> Problem details
Find each line with the string "JSON" and copy it.

[Figure record extracts]
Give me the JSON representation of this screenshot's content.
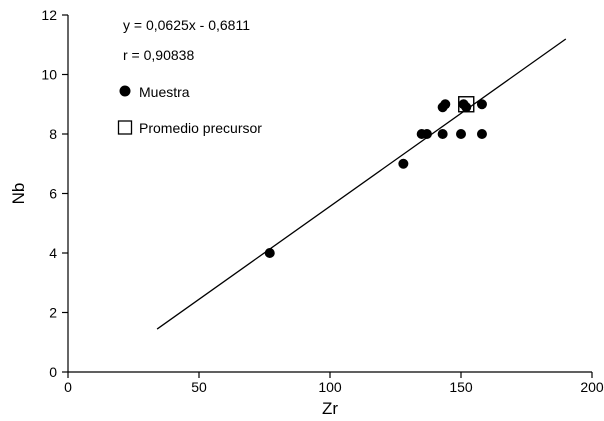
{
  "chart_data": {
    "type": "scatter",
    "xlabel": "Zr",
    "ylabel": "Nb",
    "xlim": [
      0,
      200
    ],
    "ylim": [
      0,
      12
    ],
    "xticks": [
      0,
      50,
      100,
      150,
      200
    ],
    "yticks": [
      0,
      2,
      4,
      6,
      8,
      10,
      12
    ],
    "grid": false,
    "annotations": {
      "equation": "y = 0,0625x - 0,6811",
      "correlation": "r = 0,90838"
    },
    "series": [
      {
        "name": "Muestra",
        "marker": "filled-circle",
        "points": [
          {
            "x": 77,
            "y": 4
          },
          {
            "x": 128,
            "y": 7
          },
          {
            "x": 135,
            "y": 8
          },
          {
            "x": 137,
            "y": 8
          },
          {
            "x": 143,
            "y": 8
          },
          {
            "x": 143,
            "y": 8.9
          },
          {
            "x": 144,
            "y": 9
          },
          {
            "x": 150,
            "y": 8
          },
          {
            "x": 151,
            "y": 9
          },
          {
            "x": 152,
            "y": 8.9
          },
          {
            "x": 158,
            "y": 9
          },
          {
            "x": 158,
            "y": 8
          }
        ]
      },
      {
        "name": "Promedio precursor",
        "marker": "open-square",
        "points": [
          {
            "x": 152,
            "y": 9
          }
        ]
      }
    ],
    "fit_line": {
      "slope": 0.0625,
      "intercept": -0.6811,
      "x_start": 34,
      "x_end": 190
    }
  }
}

--

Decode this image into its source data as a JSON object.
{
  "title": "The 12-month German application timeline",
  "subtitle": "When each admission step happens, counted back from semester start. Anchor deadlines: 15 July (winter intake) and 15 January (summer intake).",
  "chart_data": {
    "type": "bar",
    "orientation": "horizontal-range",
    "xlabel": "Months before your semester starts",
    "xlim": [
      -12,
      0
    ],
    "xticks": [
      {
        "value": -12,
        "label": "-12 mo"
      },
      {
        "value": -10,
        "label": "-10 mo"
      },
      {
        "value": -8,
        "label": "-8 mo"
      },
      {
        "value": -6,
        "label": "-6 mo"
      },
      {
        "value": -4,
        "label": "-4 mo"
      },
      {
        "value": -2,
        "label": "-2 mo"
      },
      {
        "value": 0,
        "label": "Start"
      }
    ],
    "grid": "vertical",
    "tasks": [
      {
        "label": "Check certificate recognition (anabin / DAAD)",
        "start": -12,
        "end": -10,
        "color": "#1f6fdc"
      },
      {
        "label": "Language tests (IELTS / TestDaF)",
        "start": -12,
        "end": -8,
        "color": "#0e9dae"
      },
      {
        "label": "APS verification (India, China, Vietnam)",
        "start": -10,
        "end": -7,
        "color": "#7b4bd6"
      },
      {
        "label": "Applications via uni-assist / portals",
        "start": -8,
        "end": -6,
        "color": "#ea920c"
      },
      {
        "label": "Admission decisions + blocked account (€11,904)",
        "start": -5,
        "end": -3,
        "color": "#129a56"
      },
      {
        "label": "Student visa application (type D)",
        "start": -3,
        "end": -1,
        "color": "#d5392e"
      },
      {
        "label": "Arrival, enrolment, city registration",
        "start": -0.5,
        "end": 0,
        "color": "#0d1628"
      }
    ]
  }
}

> Completed exercise
Give me the JSON representation of this screenshot's content.
Decode this image into its source data as a JSON object.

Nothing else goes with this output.